SUPPLIED DATA
____
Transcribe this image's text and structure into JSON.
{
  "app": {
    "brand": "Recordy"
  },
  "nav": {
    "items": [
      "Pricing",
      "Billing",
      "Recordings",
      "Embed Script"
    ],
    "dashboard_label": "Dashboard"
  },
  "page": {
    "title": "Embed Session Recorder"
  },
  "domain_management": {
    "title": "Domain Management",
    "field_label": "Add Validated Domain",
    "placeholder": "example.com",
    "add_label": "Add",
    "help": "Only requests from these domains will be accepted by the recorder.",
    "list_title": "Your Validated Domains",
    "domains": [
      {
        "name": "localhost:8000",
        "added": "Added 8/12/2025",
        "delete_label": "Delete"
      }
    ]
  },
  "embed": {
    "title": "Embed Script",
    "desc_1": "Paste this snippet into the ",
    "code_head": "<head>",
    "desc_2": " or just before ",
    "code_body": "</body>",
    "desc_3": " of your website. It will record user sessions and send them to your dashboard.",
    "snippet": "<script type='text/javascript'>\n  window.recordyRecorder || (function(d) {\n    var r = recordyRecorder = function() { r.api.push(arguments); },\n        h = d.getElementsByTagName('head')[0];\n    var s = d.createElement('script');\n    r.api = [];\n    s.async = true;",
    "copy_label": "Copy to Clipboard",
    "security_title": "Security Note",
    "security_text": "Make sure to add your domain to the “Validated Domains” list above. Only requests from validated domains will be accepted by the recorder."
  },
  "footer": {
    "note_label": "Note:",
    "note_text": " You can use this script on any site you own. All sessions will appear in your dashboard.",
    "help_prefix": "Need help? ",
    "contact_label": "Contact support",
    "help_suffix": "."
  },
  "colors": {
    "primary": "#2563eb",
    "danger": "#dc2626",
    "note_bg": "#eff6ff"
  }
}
____
WHAT THE TASK REQUIRES
Extract all the entries word for word.

SOLUTION
Transcribe this image's text and structure into JSON.
{
  "app": {
    "brand": "Recordy"
  },
  "nav": {
    "items": [
      "Pricing",
      "Billing",
      "Recordings",
      "Embed Script"
    ],
    "dashboard_label": "Dashboard"
  },
  "page": {
    "title": "Embed Session Recorder"
  },
  "domain_management": {
    "title": "Domain Management",
    "field_label": "Add Validated Domain",
    "placeholder": "example.com",
    "add_label": "Add",
    "help": "Only requests from these domains will be accepted by the recorder.",
    "list_title": "Your Validated Domains",
    "domains": [
      {
        "name": "localhost:8000",
        "added": "Added 8/12/2025",
        "delete_label": "Delete"
      }
    ]
  },
  "embed": {
    "title": "Embed Script",
    "desc_1": "Paste this snippet into the ",
    "code_head": "<head>",
    "desc_2": " or just before ",
    "code_body": "</body>",
    "desc_3": " of your website. It will record user sessions and send them to your dashboard.",
    "snippet": "<script type='text/javascript'>\n  window.recordyRecorder || (function(d) {\n    var r = recordyRecorder = function() { r.api.push(arguments); },\n        h = d.getElementsByTagName('head')[0];\n    var s = d.createElement('script');\n    r.api = [];\n    s.async = true;",
    "copy_label": "Copy to Clipboard",
    "security_title": "Security Note",
    "security_text": "Make sure to add your domain to the “Validated Domains” list above. Only requests from validated domains will be accepted by the recorder."
  },
  "footer": {
    "note_label": "Note:",
    "note_text": " You can use this script on any site you own. All sessions will appear in your dashboard.",
    "help_prefix": "Need help? ",
    "contact_label": "Contact support",
    "help_suffix": "."
  },
  "colors": {
    "primary": "#2563eb",
    "danger": "#dc2626",
    "note_bg": "#eff6ff"
  }
}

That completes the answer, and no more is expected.